-- START --

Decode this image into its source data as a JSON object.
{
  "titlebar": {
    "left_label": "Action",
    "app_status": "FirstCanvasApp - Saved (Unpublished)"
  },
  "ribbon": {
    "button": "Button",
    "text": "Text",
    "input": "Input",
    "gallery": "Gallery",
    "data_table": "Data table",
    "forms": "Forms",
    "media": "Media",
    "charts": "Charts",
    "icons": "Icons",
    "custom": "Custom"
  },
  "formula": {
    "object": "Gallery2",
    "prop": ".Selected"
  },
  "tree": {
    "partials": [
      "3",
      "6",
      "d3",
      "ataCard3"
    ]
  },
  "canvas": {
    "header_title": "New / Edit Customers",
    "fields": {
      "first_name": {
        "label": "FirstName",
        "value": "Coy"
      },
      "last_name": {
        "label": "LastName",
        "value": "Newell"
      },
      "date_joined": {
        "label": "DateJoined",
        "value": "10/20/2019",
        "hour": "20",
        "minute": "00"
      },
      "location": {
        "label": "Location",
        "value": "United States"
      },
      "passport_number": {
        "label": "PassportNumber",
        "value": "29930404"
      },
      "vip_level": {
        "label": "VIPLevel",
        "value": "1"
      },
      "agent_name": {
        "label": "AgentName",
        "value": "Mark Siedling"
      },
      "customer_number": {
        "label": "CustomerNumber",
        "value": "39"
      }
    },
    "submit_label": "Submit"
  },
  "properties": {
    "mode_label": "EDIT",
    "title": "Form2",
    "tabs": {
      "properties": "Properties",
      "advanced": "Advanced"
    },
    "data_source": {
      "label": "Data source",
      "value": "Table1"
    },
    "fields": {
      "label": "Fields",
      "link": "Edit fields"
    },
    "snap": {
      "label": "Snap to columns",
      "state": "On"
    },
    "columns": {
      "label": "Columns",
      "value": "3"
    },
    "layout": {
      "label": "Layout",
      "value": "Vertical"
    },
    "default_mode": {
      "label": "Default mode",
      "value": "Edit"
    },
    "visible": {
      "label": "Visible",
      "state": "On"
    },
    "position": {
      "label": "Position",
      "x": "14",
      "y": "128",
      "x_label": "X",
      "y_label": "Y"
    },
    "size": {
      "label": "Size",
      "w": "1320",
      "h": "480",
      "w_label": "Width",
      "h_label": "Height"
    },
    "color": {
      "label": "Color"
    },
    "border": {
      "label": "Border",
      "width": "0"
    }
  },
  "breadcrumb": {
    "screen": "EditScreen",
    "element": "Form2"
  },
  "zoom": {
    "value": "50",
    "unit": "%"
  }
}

-- END --

Take the entries and copy them out exactly.

Decode this image into its source data as a JSON object.
{
  "titlebar": {
    "left_label": "Action",
    "app_status": "FirstCanvasApp - Saved (Unpublished)"
  },
  "ribbon": {
    "button": "Button",
    "text": "Text",
    "input": "Input",
    "gallery": "Gallery",
    "data_table": "Data table",
    "forms": "Forms",
    "media": "Media",
    "charts": "Charts",
    "icons": "Icons",
    "custom": "Custom"
  },
  "formula": {
    "object": "Gallery2",
    "prop": ".Selected"
  },
  "tree": {
    "partials": [
      "3",
      "6",
      "d3",
      "ataCard3"
    ]
  },
  "canvas": {
    "header_title": "New / Edit Customers",
    "fields": {
      "first_name": {
        "label": "FirstName",
        "value": "Coy"
      },
      "last_name": {
        "label": "LastName",
        "value": "Newell"
      },
      "date_joined": {
        "label": "DateJoined",
        "value": "10/20/2019",
        "hour": "20",
        "minute": "00"
      },
      "location": {
        "label": "Location",
        "value": "United States"
      },
      "passport_number": {
        "label": "PassportNumber",
        "value": "29930404"
      },
      "vip_level": {
        "label": "VIPLevel",
        "value": "1"
      },
      "agent_name": {
        "label": "AgentName",
        "value": "Mark Siedling"
      },
      "customer_number": {
        "label": "CustomerNumber",
        "value": "39"
      }
    },
    "submit_label": "Submit"
  },
  "properties": {
    "mode_label": "EDIT",
    "title": "Form2",
    "tabs": {
      "properties": "Properties",
      "advanced": "Advanced"
    },
    "data_source": {
      "label": "Data source",
      "value": "Table1"
    },
    "fields": {
      "label": "Fields",
      "link": "Edit fields"
    },
    "snap": {
      "label": "Snap to columns",
      "state": "On"
    },
    "columns": {
      "label": "Columns",
      "value": "3"
    },
    "layout": {
      "label": "Layout",
      "value": "Vertical"
    },
    "default_mode": {
      "label": "Default mode",
      "value": "Edit"
    },
    "visible": {
      "label": "Visible",
      "state": "On"
    },
    "position": {
      "label": "Position",
      "x": "14",
      "y": "128",
      "x_label": "X",
      "y_label": "Y"
    },
    "size": {
      "label": "Size",
      "w": "1320",
      "h": "480",
      "w_label": "Width",
      "h_label": "Height"
    },
    "color": {
      "label": "Color"
    },
    "border": {
      "label": "Border",
      "width": "0"
    }
  },
  "breadcrumb": {
    "screen": "EditScreen",
    "element": "Form2"
  },
  "zoom": {
    "value": "50",
    "unit": "%"
  }
}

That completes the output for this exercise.